▶ _What the task requires_
Among the lines below, count those containing the word "color". Give the number only.
>> Start Record set
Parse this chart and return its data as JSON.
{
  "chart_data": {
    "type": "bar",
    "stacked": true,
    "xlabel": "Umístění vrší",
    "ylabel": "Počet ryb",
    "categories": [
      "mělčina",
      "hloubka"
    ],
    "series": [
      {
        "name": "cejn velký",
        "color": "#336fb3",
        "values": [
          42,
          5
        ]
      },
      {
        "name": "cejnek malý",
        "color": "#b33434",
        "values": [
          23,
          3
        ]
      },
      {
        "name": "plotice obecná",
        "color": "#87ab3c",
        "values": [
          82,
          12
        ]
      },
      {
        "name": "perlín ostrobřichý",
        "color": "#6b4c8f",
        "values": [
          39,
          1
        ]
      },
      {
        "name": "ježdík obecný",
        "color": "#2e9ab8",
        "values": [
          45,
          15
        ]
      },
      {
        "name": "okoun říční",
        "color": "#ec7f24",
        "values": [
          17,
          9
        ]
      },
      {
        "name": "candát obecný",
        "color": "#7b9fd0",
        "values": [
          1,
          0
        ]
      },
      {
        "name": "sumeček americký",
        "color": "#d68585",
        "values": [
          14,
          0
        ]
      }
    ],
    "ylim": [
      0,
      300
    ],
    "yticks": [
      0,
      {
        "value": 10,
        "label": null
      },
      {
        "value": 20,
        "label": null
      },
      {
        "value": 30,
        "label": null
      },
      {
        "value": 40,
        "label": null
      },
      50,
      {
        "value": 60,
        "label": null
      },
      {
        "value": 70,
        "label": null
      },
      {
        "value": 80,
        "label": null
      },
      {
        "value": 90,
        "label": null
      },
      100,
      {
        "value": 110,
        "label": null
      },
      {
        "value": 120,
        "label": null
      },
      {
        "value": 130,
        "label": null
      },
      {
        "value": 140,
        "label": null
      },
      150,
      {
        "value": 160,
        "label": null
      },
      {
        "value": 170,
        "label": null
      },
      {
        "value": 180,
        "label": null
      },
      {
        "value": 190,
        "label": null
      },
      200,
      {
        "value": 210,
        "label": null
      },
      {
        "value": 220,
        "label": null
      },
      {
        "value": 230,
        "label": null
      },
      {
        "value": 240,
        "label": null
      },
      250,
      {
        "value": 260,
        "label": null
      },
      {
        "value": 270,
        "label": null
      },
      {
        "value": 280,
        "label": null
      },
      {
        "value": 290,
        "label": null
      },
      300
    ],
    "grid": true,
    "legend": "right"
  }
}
>> End Record set
▶ _Written response_
8